* Begin Material shown *
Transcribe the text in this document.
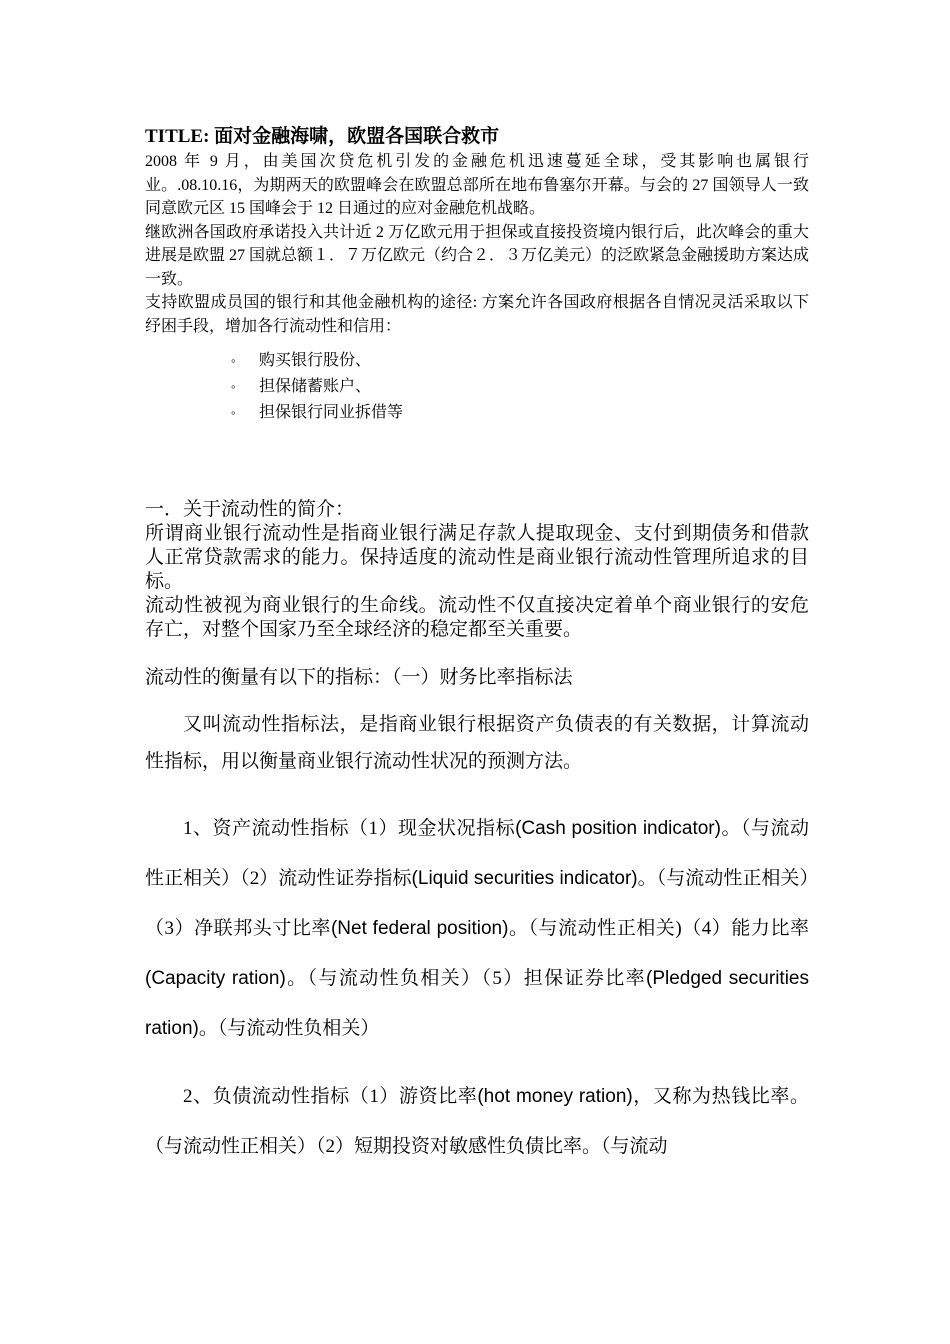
TITLE: 面对金融海啸，欧盟各国联合救市

2008 年 9 月，由美国次贷危机引发的金融危机迅速蔓延全球，受其影响也属银行业。.08.10.16，为期两天的欧盟峰会在欧盟总部所在地布鲁塞尔开幕。与会的 27 国领导人一致同意欧元区 15 国峰会于 12 日通过的应对金融危机战略。

继欧洲各国政府承诺投入共计近 2 万亿欧元用于担保或直接投资境内银行后，此次峰会的重大进展是欧盟 27 国就总额１．７万亿欧元（约合２．３万亿美元）的泛欧紧急金融援助方案达成一致。

支持欧盟成员国的银行和其他金融机构的途径: 方案允许各国政府根据各自情况灵活采取以下纾困手段，增加各行流动性和信用：

◦ 购买银行股份、
◦ 担保储蓄账户、
◦ 担保银行同业拆借等

一．关于流动性的简介：

所谓商业银行流动性是指商业银行满足存款人提取现金、支付到期债务和借款人正常贷款需求的能力。保持适度的流动性是商业银行流动性管理所追求的目标。

流动性被视为商业银行的生命线。流动性不仅直接决定着单个商业银行的安危存亡，对整个国家乃至全球经济的稳定都至关重要。

流动性的衡量有以下的指标：（一）财务比率指标法

又叫流动性指标法，是指商业银行根据资产负债表的有关数据，计算流动性指标，用以衡量商业银行流动性状况的预测方法。

1、资产流动性指标（1）现金状况指标(Cash position indicator)。（与流动性正相关）（2）流动性证券指标(Liquid securities indicator)。（与流动性正相关）（3）净联邦头寸比率(Net federal position)。（与流动性正相关)（4）能力比率(Capacity ration)。（与流动性负相关）（5）担保证券比率(Pledged securities ration)。（与流动性负相关）

2、负债流动性指标（1）游资比率(hot money ration)，又称为热钱比率。（与流动性正相关）（2）短期投资对敏感性负债比率。（与流动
* End Material shown *
▸ **Work required**:
Locate the word "与流动性正相关" in the records and collect each line it appears in.

▸ **Finished exercise**:
1、资产流动性指标（1）现金状况指标(Cash position indicator)。（与流动性正相关）（2）流动性证券指标(Liquid securities indicator)。（与流动性正相关）（3）净联邦头寸比率(Net federal position)。（与流动性正相关)（4）能力比率(Capacity ration)。（与流动性负相关）（5）担保证券比率(Pledged securities ration)。（与流动性负相关）
2、负债流动性指标（1）游资比率(hot money ration)，又称为热钱比率。（与流动性正相关）（2）短期投资对敏感性负债比率。（与流动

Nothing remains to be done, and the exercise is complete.